Exercise inputs:
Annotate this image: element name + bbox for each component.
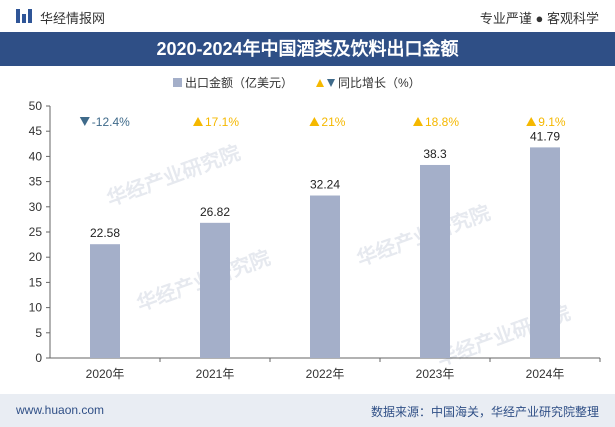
growth-label-3: 18.8% — [425, 115, 459, 129]
y-tick-label-7: 35 — [29, 175, 43, 189]
bar-3 — [420, 164, 450, 358]
legend-up-triangle-icon — [316, 79, 324, 87]
legend-label-value: 出口金额（亿美元） — [185, 75, 293, 90]
legend-down-triangle-icon — [327, 79, 335, 87]
legend-swatch-value — [173, 78, 182, 87]
bar-value-label-1: 26.82 — [200, 205, 230, 219]
bar-4 — [530, 147, 560, 358]
growth-up-icon-3 — [413, 117, 423, 126]
y-tick-label-8: 40 — [29, 149, 43, 163]
chart-title: 2020-2024年中国酒类及饮料出口金额 — [0, 32, 615, 66]
logo-icon — [16, 9, 32, 23]
bar-value-label-0: 22.58 — [90, 226, 120, 240]
growth-label-1: 17.1% — [205, 115, 239, 129]
tagline: 专业严谨 ● 客观科学 — [479, 11, 599, 26]
y-tick-label-10: 50 — [29, 99, 43, 113]
y-tick-label-2: 10 — [29, 301, 43, 315]
bar-value-label-3: 38.3 — [423, 147, 447, 161]
growth-label-2: 21% — [321, 115, 345, 129]
bar-1 — [200, 222, 230, 358]
x-tick-label-3: 2023年 — [416, 367, 455, 381]
bar-2 — [310, 195, 340, 358]
growth-up-icon-2 — [309, 117, 320, 126]
data-source: 数据来源：中国海关，华经产业研究院整理 — [370, 405, 599, 419]
y-tick-label-0: 0 — [35, 351, 42, 365]
growth-label-0: -12.4% — [92, 115, 130, 129]
y-tick-label-4: 20 — [29, 250, 43, 264]
x-tick-label-4: 2024年 — [526, 367, 565, 381]
chart-area: 华经产业研究院华经产业研究院华经产业研究院华经产业研究院出口金额（亿美元）同比增… — [29, 75, 601, 381]
bar-0 — [90, 244, 120, 358]
watermark-0: 华经产业研究院 — [104, 140, 244, 210]
brand-name: 华经情报网 — [40, 11, 106, 26]
top-bar: 华经情报网 专业严谨 ● 客观科学 — [0, 0, 615, 32]
bar-value-label-2: 32.24 — [310, 178, 340, 192]
footer: www.huaon.com 数据来源：中国海关，华经产业研究院整理 — [0, 394, 615, 427]
y-tick-label-5: 25 — [29, 225, 43, 239]
y-tick-label-6: 30 — [29, 200, 43, 214]
y-tick-label-3: 15 — [29, 275, 43, 289]
growth-label-4: 9.1% — [538, 115, 566, 129]
bar-value-label-4: 41.79 — [530, 129, 560, 143]
y-tick-label-1: 5 — [35, 326, 42, 340]
growth-down-icon-0 — [79, 117, 90, 126]
x-tick-label-2: 2022年 — [306, 367, 345, 381]
growth-up-icon-4 — [526, 117, 537, 126]
x-tick-label-0: 2020年 — [86, 367, 125, 381]
x-tick-label-1: 2021年 — [196, 367, 235, 381]
y-tick-label-9: 45 — [29, 124, 43, 138]
growth-up-icon-1 — [193, 117, 203, 126]
website-link[interactable]: www.huaon.com — [16, 403, 105, 417]
legend-label-growth: 同比增长（%） — [338, 76, 421, 90]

Set problem:
List each line of the material above that contains the string "华经产业研究院整理", matching case exactly.

Exercise output:
data-source: 数据来源：中国海关，华经产业研究院整理 — [370, 405, 599, 419]
footer: www.huaon.com 数据来源：中国海关，华经产业研究院整理 — [0, 394, 615, 427]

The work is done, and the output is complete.